— Begin DATA EXTRACT —
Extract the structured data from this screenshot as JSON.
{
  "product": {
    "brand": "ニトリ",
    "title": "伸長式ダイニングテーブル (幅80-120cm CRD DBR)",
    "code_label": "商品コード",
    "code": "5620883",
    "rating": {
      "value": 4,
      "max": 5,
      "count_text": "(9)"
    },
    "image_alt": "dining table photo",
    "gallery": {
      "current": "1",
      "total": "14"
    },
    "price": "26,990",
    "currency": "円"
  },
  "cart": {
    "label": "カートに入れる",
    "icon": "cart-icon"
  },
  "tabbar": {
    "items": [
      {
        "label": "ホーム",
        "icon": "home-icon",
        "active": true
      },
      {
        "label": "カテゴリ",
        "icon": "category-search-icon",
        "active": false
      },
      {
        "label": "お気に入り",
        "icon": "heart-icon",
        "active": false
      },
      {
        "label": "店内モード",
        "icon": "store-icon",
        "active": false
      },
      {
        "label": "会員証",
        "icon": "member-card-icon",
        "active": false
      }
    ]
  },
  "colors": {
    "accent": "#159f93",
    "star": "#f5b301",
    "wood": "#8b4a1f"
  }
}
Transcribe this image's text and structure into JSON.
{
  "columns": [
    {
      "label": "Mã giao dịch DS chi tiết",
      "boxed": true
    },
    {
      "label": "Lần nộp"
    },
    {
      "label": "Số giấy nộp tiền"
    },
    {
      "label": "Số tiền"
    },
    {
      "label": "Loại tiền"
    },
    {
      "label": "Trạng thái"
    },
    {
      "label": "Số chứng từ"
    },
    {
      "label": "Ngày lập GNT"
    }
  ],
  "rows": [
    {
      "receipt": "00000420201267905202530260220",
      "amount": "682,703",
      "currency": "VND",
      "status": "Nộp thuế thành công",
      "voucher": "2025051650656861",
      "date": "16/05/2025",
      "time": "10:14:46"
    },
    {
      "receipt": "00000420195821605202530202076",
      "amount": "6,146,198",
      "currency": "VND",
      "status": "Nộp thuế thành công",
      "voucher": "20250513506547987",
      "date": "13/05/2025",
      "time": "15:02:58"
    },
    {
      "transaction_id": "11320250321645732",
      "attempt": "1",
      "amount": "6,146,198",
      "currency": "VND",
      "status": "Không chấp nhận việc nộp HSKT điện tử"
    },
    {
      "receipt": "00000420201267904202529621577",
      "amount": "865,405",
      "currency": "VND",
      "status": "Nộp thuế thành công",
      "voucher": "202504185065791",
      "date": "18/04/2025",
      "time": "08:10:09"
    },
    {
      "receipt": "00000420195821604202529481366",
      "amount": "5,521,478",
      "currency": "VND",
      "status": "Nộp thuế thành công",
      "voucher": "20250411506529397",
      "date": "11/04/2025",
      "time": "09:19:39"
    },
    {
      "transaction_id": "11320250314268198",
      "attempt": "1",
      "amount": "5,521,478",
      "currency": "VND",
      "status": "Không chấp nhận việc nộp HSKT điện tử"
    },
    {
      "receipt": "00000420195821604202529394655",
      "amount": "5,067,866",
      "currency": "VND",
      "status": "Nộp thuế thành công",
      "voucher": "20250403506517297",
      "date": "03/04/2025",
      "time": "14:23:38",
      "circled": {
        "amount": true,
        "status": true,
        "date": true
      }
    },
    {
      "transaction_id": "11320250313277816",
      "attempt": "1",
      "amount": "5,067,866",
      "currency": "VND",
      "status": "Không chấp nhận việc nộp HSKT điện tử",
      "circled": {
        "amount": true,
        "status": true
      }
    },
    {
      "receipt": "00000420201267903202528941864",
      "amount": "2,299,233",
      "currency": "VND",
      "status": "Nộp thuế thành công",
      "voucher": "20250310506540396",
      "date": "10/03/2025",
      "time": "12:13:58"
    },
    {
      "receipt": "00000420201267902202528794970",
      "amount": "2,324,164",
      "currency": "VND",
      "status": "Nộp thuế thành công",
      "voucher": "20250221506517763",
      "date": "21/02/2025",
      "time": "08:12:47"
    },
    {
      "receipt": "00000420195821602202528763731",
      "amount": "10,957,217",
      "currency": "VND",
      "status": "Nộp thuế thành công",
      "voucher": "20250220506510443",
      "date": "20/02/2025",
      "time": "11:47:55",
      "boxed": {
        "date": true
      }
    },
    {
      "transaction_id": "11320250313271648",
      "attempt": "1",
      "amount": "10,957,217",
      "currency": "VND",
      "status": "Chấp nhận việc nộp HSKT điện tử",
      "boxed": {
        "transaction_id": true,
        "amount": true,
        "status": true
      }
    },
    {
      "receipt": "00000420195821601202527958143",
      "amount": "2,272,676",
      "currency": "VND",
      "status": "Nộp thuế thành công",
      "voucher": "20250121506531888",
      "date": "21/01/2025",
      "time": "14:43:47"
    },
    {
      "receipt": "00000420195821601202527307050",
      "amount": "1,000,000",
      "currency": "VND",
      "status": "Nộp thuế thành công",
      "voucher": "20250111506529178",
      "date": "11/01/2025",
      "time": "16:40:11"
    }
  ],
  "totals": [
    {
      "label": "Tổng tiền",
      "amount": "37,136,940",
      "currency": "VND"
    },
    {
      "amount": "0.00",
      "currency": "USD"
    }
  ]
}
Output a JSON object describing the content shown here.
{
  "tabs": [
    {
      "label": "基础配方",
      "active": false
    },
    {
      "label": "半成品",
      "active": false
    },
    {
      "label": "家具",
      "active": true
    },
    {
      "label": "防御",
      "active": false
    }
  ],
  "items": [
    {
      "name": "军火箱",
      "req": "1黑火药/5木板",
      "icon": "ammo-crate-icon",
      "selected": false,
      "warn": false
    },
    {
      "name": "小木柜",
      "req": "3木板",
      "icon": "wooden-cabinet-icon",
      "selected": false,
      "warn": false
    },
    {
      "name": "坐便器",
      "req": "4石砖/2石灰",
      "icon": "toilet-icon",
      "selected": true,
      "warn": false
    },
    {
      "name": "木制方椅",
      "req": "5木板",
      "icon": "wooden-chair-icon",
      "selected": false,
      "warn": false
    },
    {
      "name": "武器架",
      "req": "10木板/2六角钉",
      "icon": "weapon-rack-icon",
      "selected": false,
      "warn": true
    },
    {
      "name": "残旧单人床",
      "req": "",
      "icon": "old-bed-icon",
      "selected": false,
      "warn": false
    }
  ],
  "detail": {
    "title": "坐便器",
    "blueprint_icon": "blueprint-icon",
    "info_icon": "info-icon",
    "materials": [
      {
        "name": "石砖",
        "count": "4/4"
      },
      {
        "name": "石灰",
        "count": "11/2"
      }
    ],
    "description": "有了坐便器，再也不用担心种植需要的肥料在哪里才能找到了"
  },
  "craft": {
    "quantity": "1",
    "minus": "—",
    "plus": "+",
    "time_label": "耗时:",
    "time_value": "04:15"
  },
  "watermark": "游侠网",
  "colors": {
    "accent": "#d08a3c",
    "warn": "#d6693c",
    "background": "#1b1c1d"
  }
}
— End DATA EXTRACT —
• **GIVEN REQUEST**
Find all lines holding the string "nhận" and copy them.

• **WORKED SOLUTION**
      "status": "Không chấp nhận việc nộp HSKT điện tử"
      "status": "Không chấp nhận việc nộp HSKT điện tử"
      "status": "Không chấp nhận việc nộp HSKT điện tử",
      "status": "Chấp nhận việc nộp HSKT điện tử",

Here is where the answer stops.